DOCUMENT PASSAGE –
• • • • •
Here was the seat of the network

René Grenier-Godard

The home of Lieutenant
 René Grenier-Godard 16 1/2 years

Deputy Chief of network

Exterminated foully March 25, 1945

After 33 months of captivity at  Dora

French people remember

He died for your freedom

and the nine members of his family

and those of his network

An internet search to learn about him took me to the website for the Ministry of Veterans and War Victims, which keeps a list of those who died in deportation to concentration camps.  According to his entry, René Grenier-Godard died in Germany just shy of his 20th birthday.  He didn’t live long enough to fight epic battles, but he must have lived the kind of life that made his friends and neighbors want to remember him.

It’s difficult to avoid the weight of history in France.  The past always seems to juxtapose the present, for example, with my space-age digital kitchen in my ancient apartment building.  But back at home in the U.S. it’s so easy to have no context for where you live.  I do know that playwright Tennessee Williams briefly lived a few houses up from me.  And in Forest Park at the end of my street I can still walk through buildings constructed for the 1904 World’s Fair.
• • • • •
SUPPLIED INFORMATION –
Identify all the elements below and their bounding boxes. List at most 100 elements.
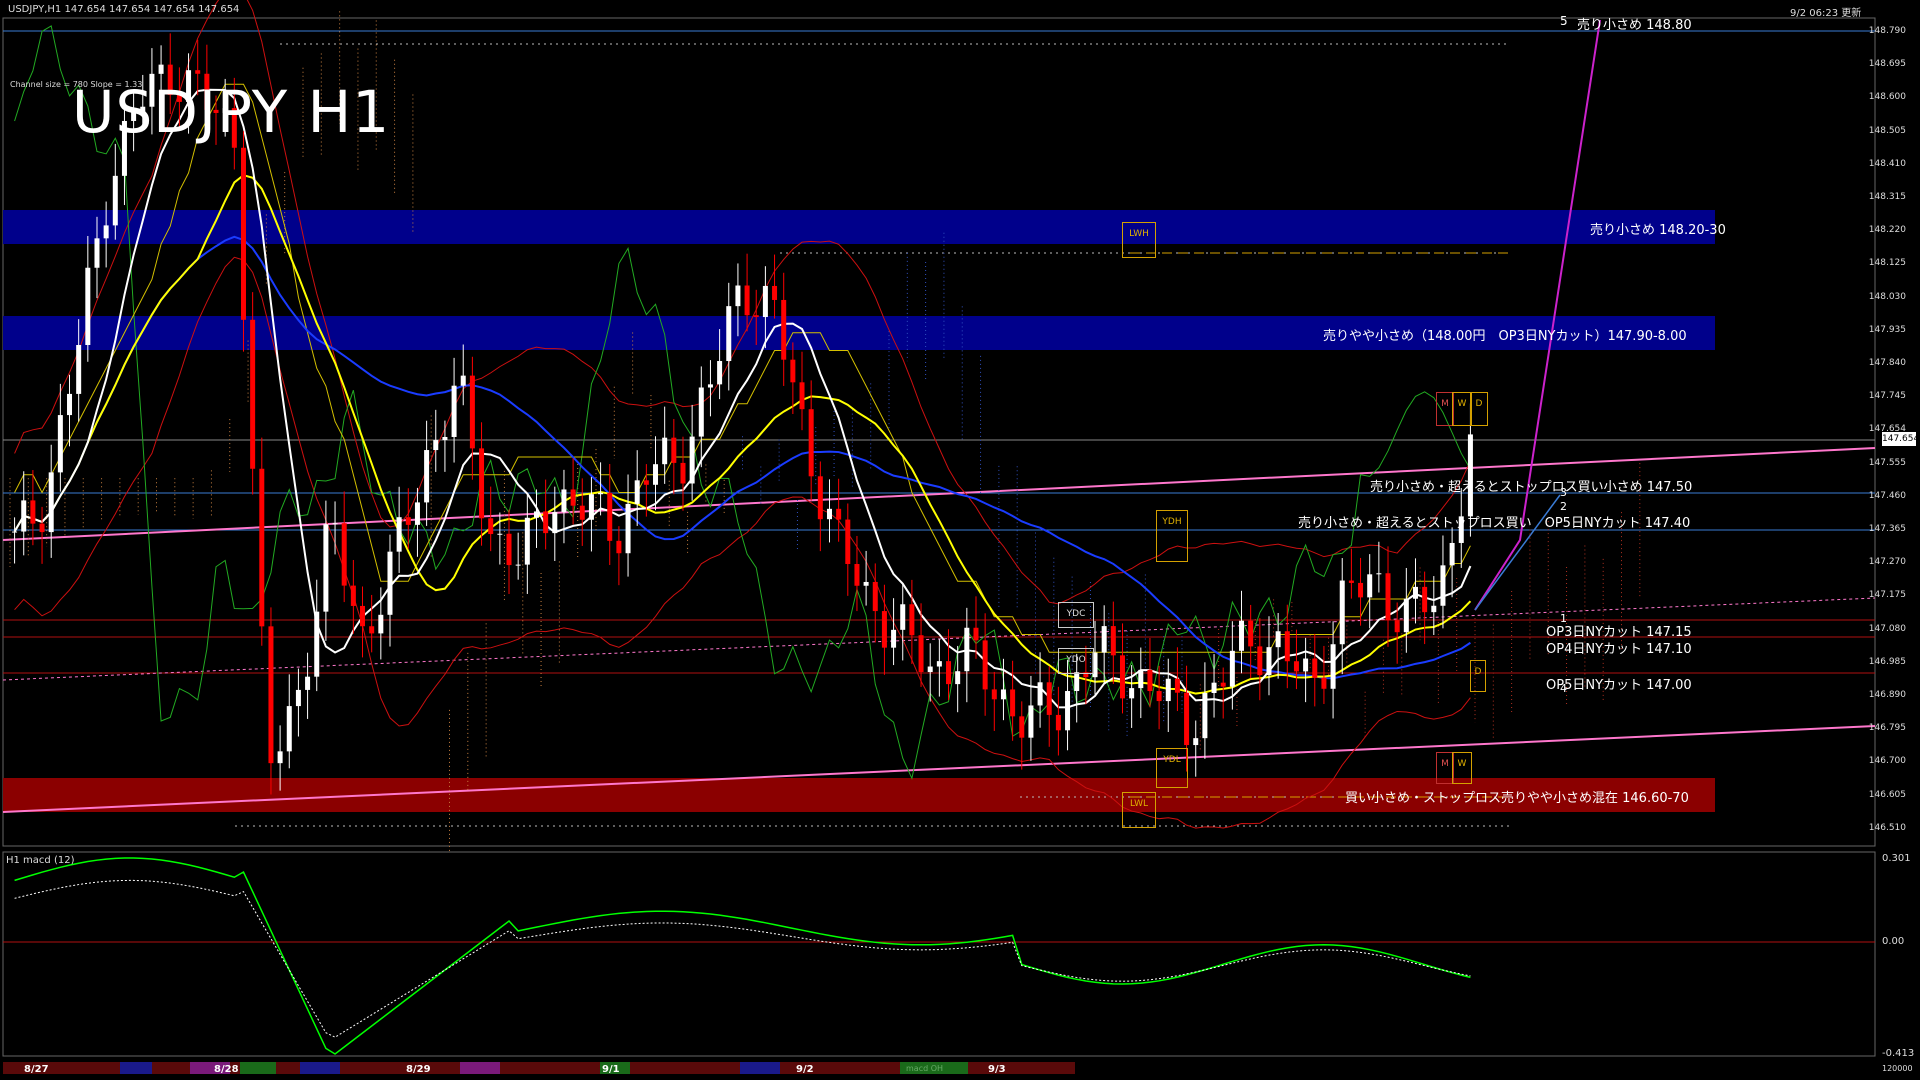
• • • • •
EXERCISE INSTRUCTIONS – Reproduce the passage about René Grenier-Godard word for word from "He died for" up to and including "to remember him.". Rely only on the passage about René Grenier-Godard.

ANSWER TO THE TASK –
He died for your freedom

and the nine members of his family

and those of his network

An internet search to learn about him took me to the website for the Ministry of Veterans and War Victims, which keeps a list of those who died in deportation to concentration camps.  According to his entry, René Grenier-Godard died in Germany just shy of his 20th birthday.  He didn’t live long enough to fight epic battles, but he must have lived the kind of life that made his friends and neighbors want to remember him.